**Directive:**
Find the lines with the string "Chiều" and return them.

Stored items from a collection
--- BEGIN ---

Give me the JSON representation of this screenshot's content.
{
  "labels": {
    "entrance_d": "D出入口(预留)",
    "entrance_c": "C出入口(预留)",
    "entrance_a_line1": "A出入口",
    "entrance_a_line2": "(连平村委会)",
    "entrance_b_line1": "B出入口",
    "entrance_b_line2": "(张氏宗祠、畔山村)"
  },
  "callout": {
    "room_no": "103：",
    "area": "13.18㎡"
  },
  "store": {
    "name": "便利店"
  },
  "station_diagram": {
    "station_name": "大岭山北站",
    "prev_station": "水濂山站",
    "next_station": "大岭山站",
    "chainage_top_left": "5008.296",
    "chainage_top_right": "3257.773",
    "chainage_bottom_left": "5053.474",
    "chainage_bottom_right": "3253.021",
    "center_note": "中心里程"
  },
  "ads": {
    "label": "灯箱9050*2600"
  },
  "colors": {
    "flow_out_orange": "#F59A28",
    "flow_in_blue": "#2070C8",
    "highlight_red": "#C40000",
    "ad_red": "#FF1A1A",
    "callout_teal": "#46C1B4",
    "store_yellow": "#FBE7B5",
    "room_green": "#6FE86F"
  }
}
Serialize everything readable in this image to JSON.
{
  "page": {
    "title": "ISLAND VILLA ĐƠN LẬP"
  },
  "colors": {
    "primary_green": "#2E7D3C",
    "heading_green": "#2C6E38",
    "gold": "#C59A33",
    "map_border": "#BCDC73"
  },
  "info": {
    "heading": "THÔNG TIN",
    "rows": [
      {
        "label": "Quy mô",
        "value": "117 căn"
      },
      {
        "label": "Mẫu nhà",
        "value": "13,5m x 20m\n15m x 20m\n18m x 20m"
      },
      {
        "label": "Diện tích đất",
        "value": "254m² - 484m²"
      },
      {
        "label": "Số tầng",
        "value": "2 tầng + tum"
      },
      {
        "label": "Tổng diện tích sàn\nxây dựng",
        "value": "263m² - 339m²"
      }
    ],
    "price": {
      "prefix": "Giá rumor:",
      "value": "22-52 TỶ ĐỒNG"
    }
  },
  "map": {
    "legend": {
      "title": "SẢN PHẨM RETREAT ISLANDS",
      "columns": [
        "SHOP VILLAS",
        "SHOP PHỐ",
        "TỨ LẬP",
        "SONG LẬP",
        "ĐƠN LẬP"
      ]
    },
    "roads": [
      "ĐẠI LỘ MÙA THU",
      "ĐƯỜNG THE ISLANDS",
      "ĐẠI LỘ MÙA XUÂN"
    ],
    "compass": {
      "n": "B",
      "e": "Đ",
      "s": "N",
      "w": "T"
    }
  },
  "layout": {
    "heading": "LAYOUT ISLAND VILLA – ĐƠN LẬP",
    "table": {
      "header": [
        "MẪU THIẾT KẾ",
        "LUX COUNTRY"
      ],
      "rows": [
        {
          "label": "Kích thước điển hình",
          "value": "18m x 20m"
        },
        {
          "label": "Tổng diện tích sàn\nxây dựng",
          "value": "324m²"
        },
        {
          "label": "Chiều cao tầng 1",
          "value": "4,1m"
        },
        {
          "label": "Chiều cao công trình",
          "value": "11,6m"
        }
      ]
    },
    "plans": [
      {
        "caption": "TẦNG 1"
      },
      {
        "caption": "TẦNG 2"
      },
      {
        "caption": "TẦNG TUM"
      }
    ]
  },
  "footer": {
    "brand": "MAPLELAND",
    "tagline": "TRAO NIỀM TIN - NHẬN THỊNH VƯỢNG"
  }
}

--- END ---

**Answer in full:**
          "label": "Chiều cao tầng 1",
          "label": "Chiều cao công trình",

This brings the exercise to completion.